#### TASK STATEMENT:
From the entries below, list each line with "کنید".

Dataset records
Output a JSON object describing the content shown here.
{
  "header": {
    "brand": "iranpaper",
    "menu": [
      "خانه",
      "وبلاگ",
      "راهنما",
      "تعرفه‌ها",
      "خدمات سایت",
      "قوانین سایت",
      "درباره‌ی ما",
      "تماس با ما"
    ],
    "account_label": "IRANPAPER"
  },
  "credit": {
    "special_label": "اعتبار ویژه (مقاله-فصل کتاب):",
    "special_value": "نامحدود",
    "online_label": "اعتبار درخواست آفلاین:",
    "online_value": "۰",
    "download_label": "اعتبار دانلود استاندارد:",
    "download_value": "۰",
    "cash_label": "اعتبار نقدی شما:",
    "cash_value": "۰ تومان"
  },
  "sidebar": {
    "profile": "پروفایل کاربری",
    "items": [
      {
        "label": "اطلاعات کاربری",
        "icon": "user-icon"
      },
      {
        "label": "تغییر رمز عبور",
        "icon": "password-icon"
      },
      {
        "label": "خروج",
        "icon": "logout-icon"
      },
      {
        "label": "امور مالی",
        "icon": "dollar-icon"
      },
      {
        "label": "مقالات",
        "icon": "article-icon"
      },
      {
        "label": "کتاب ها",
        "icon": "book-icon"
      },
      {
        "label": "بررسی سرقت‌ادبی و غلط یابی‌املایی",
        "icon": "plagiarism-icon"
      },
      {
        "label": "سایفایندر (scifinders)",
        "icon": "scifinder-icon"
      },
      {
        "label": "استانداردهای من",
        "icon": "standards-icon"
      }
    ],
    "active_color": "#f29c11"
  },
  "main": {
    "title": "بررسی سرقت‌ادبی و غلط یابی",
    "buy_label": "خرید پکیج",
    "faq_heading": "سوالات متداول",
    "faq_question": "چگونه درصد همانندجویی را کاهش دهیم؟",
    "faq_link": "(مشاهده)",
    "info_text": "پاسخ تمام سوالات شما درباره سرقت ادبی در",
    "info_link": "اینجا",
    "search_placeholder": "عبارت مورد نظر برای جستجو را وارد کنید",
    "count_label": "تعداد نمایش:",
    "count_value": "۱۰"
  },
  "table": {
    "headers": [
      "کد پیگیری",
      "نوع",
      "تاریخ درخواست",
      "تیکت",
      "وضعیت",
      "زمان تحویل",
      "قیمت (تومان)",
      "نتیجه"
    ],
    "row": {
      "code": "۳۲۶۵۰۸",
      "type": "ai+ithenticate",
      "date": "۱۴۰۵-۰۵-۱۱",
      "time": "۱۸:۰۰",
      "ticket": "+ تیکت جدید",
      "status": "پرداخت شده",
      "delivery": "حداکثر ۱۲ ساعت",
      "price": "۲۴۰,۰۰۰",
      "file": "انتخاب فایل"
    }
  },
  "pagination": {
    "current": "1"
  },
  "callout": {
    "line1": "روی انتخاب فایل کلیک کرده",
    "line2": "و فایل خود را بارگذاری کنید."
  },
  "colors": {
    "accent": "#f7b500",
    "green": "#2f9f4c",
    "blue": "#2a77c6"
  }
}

#### REPLY:
    "search_placeholder": "عبارت مورد نظر برای جستجو را وارد کنید",
    "line2": "و فایل خود را بارگذاری کنید."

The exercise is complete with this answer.